Below is a set of records; print all of them exactly as written.

__Input rows__:
=-=-=-=-=

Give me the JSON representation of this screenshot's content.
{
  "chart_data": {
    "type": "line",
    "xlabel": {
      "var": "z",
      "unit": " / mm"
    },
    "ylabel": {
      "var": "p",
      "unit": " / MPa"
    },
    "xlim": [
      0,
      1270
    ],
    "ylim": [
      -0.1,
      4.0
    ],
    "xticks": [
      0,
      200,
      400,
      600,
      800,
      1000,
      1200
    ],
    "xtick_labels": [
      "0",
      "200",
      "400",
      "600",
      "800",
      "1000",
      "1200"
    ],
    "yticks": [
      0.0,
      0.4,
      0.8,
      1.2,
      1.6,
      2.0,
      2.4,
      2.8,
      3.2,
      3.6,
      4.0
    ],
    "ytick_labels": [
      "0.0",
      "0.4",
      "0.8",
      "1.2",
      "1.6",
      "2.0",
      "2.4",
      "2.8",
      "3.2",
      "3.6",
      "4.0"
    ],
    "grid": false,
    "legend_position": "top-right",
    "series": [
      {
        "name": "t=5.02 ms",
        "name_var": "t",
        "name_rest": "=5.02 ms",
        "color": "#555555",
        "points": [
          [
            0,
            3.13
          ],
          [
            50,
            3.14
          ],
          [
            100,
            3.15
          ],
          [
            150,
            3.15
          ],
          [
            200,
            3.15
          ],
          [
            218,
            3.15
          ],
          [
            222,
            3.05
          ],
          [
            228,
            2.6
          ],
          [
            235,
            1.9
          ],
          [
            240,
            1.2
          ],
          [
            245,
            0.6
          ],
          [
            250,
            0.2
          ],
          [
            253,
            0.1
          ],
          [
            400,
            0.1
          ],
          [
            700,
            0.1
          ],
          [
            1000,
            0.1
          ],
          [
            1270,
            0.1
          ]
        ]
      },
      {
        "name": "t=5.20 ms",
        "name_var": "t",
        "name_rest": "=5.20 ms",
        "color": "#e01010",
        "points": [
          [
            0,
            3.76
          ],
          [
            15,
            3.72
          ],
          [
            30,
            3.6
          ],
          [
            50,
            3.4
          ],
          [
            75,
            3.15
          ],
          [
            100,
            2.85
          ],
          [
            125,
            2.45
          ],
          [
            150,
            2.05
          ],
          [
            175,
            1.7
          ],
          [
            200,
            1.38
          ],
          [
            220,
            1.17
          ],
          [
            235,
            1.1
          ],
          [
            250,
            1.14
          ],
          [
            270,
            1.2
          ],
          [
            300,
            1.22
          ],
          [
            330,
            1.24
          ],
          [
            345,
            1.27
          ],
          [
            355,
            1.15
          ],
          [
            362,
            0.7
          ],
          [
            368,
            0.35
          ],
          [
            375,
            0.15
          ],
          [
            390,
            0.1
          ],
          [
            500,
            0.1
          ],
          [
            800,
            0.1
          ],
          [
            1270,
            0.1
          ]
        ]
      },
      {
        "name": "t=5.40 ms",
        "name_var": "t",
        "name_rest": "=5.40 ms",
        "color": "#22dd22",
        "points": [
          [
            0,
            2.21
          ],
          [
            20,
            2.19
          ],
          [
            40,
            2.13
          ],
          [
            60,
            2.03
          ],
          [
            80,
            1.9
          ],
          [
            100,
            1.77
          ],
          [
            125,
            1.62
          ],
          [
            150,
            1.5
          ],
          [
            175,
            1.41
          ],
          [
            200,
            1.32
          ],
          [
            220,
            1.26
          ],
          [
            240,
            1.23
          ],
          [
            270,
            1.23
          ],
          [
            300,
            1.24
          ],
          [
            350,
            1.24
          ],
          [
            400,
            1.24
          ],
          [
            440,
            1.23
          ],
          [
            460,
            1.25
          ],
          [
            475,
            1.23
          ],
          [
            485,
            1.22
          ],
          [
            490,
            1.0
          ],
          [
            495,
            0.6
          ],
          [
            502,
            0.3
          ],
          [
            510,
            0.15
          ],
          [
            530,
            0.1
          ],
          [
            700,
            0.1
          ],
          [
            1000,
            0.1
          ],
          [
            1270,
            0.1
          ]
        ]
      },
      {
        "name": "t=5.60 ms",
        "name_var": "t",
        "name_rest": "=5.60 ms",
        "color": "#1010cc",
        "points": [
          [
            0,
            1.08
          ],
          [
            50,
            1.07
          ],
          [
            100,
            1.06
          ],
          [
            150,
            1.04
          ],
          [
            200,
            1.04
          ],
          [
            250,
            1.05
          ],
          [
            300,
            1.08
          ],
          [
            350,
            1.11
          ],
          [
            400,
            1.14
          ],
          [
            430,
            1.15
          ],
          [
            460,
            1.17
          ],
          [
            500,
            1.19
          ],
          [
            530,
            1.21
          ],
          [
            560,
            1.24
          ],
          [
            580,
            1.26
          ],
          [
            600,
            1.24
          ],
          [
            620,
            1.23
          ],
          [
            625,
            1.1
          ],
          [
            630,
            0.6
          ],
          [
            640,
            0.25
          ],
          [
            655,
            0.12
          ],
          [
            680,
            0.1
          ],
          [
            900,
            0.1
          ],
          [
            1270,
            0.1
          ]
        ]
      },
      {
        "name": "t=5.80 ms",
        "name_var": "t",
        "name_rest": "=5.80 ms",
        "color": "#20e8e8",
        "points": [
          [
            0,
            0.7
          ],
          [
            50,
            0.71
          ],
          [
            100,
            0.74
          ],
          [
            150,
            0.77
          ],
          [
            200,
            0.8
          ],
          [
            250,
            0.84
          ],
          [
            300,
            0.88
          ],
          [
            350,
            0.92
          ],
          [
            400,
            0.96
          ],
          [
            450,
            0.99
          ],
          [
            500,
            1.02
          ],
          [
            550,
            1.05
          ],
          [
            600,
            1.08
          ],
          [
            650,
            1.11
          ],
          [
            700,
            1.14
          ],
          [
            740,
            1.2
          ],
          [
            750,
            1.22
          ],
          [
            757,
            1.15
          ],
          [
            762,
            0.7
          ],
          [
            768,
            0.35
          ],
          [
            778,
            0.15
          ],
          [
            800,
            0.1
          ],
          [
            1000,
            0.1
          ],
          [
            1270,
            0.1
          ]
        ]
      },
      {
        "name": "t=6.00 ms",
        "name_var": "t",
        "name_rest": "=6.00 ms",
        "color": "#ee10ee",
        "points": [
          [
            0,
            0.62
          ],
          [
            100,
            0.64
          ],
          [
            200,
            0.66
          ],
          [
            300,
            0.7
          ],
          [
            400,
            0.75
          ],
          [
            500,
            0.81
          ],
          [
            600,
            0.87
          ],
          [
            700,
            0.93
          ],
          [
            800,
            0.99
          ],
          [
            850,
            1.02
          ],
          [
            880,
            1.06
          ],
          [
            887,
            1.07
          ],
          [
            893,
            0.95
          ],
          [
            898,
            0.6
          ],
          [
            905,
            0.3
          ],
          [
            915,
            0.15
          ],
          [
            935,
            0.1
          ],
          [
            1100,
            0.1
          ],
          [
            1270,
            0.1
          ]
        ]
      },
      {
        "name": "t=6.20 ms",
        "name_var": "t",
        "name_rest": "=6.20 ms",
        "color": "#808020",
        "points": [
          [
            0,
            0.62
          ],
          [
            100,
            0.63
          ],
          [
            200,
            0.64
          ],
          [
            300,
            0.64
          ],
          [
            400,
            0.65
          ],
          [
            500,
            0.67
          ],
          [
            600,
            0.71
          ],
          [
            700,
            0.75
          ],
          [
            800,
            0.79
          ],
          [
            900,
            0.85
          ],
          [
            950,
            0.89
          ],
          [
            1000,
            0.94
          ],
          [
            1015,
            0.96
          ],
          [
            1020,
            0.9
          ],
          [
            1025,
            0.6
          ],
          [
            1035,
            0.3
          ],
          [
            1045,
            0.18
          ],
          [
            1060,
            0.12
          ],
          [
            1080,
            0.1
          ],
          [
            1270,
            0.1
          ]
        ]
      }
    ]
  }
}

=-=-=-=-=

__Result of the task__:
Give me the JSON representation of this screenshot's content.
{
  "chart_data": {
    "type": "line",
    "xlabel": {
      "var": "z",
      "unit": " / mm"
    },
    "ylabel": {
      "var": "p",
      "unit": " / MPa"
    },
    "xlim": [
      0,
      1270
    ],
    "ylim": [
      -0.1,
      4.0
    ],
    "xticks": [
      0,
      200,
      400,
      600,
      800,
      1000,
      1200
    ],
    "xtick_labels": [
      "0",
      "200",
      "400",
      "600",
      "800",
      "1000",
      "1200"
    ],
    "yticks": [
      0.0,
      0.4,
      0.8,
      1.2,
      1.6,
      2.0,
      2.4,
      2.8,
      3.2,
      3.6,
      4.0
    ],
    "ytick_labels": [
      "0.0",
      "0.4",
      "0.8",
      "1.2",
      "1.6",
      "2.0",
      "2.4",
      "2.8",
      "3.2",
      "3.6",
      "4.0"
    ],
    "grid": false,
    "legend_position": "top-right",
    "series": [
      {
        "name": "t=5.02 ms",
        "name_var": "t",
        "name_rest": "=5.02 ms",
        "color": "#555555",
        "points": [
          [
            0,
            3.13
          ],
          [
            50,
            3.14
          ],
          [
            100,
            3.15
          ],
          [
            150,
            3.15
          ],
          [
            200,
            3.15
          ],
          [
            218,
            3.15
          ],
          [
            222,
            3.05
          ],
          [
            228,
            2.6
          ],
          [
            235,
            1.9
          ],
          [
            240,
            1.2
          ],
          [
            245,
            0.6
          ],
          [
            250,
            0.2
          ],
          [
            253,
            0.1
          ],
          [
            400,
            0.1
          ],
          [
            700,
            0.1
          ],
          [
            1000,
            0.1
          ],
          [
            1270,
            0.1
          ]
        ]
      },
      {
        "name": "t=5.20 ms",
        "name_var": "t",
        "name_rest": "=5.20 ms",
        "color": "#e01010",
        "points": [
          [
            0,
            3.76
          ],
          [
            15,
            3.72
          ],
          [
            30,
            3.6
          ],
          [
            50,
            3.4
          ],
          [
            75,
            3.15
          ],
          [
            100,
            2.85
          ],
          [
            125,
            2.45
          ],
          [
            150,
            2.05
          ],
          [
            175,
            1.7
          ],
          [
            200,
            1.38
          ],
          [
            220,
            1.17
          ],
          [
            235,
            1.1
          ],
          [
            250,
            1.14
          ],
          [
            270,
            1.2
          ],
          [
            300,
            1.22
          ],
          [
            330,
            1.24
          ],
          [
            345,
            1.27
          ],
          [
            355,
            1.15
          ],
          [
            362,
            0.7
          ],
          [
            368,
            0.35
          ],
          [
            375,
            0.15
          ],
          [
            390,
            0.1
          ],
          [
            500,
            0.1
          ],
          [
            800,
            0.1
          ],
          [
            1270,
            0.1
          ]
        ]
      },
      {
        "name": "t=5.40 ms",
        "name_var": "t",
        "name_rest": "=5.40 ms",
        "color": "#22dd22",
        "points": [
          [
            0,
            2.21
          ],
          [
            20,
            2.19
          ],
          [
            40,
            2.13
          ],
          [
            60,
            2.03
          ],
          [
            80,
            1.9
          ],
          [
            100,
            1.77
          ],
          [
            125,
            1.62
          ],
          [
            150,
            1.5
          ],
          [
            175,
            1.41
          ],
          [
            200,
            1.32
          ],
          [
            220,
            1.26
          ],
          [
            240,
            1.23
          ],
          [
            270,
            1.23
          ],
          [
            300,
            1.24
          ],
          [
            350,
            1.24
          ],
          [
            400,
            1.24
          ],
          [
            440,
            1.23
          ],
          [
            460,
            1.25
          ],
          [
            475,
            1.23
          ],
          [
            485,
            1.22
          ],
          [
            490,
            1.0
          ],
          [
            495,
            0.6
          ],
          [
            502,
            0.3
          ],
          [
            510,
            0.15
          ],
          [
            530,
            0.1
          ],
          [
            700,
            0.1
          ],
          [
            1000,
            0.1
          ],
          [
            1270,
            0.1
          ]
        ]
      },
      {
        "name": "t=5.60 ms",
        "name_var": "t",
        "name_rest": "=5.60 ms",
        "color": "#1010cc",
        "points": [
          [
            0,
            1.08
          ],
          [
            50,
            1.07
          ],
          [
            100,
            1.06
          ],
          [
            150,
            1.04
          ],
          [
            200,
            1.04
          ],
          [
            250,
            1.05
          ],
          [
            300,
            1.08
          ],
          [
            350,
            1.11
          ],
          [
            400,
            1.14
          ],
          [
            430,
            1.15
          ],
          [
            460,
            1.17
          ],
          [
            500,
            1.19
          ],
          [
            530,
            1.21
          ],
          [
            560,
            1.24
          ],
          [
            580,
            1.26
          ],
          [
            600,
            1.24
          ],
          [
            620,
            1.23
          ],
          [
            625,
            1.1
          ],
          [
            630,
            0.6
          ],
          [
            640,
            0.25
          ],
          [
            655,
            0.12
          ],
          [
            680,
            0.1
          ],
          [
            900,
            0.1
          ],
          [
            1270,
            0.1
          ]
        ]
      },
      {
        "name": "t=5.80 ms",
        "name_var": "t",
        "name_rest": "=5.80 ms",
        "color": "#20e8e8",
        "points": [
          [
            0,
            0.7
          ],
          [
            50,
            0.71
          ],
          [
            100,
            0.74
          ],
          [
            150,
            0.77
          ],
          [
            200,
            0.8
          ],
          [
            250,
            0.84
          ],
          [
            300,
            0.88
          ],
          [
            350,
            0.92
          ],
          [
            400,
            0.96
          ],
          [
            450,
            0.99
          ],
          [
            500,
            1.02
          ],
          [
            550,
            1.05
          ],
          [
            600,
            1.08
          ],
          [
            650,
            1.11
          ],
          [
            700,
            1.14
          ],
          [
            740,
            1.2
          ],
          [
            750,
            1.22
          ],
          [
            757,
            1.15
          ],
          [
            762,
            0.7
          ],
          [
            768,
            0.35
          ],
          [
            778,
            0.15
          ],
          [
            800,
            0.1
          ],
          [
            1000,
            0.1
          ],
          [
            1270,
            0.1
          ]
        ]
      },
      {
        "name": "t=6.00 ms",
        "name_var": "t",
        "name_rest": "=6.00 ms",
        "color": "#ee10ee",
        "points": [
          [
            0,
            0.62
          ],
          [
            100,
            0.64
          ],
          [
            200,
            0.66
          ],
          [
            300,
            0.7
          ],
          [
            400,
            0.75
          ],
          [
            500,
            0.81
          ],
          [
            600,
            0.87
          ],
          [
            700,
            0.93
          ],
          [
            800,
            0.99
          ],
          [
            850,
            1.02
          ],
          [
            880,
            1.06
          ],
          [
            887,
            1.07
          ],
          [
            893,
            0.95
          ],
          [
            898,
            0.6
          ],
          [
            905,
            0.3
          ],
          [
            915,
            0.15
          ],
          [
            935,
            0.1
          ],
          [
            1100,
            0.1
          ],
          [
            1270,
            0.1
          ]
        ]
      },
      {
        "name": "t=6.20 ms",
        "name_var": "t",
        "name_rest": "=6.20 ms",
        "color": "#808020",
        "points": [
          [
            0,
            0.62
          ],
          [
            100,
            0.63
          ],
          [
            200,
            0.64
          ],
          [
            300,
            0.64
          ],
          [
            400,
            0.65
          ],
          [
            500,
            0.67
          ],
          [
            600,
            0.71
          ],
          [
            700,
            0.75
          ],
          [
            800,
            0.79
          ],
          [
            900,
            0.85
          ],
          [
            950,
            0.89
          ],
          [
            1000,
            0.94
          ],
          [
            1015,
            0.96
          ],
          [
            1020,
            0.9
          ],
          [
            1025,
            0.6
          ],
          [
            1035,
            0.3
          ],
          [
            1045,
            0.18
          ],
          [
            1060,
            0.12
          ],
          [
            1080,
            0.1
          ],
          [
            1270,
            0.1
          ]
        ]
      }
    ]
  }
}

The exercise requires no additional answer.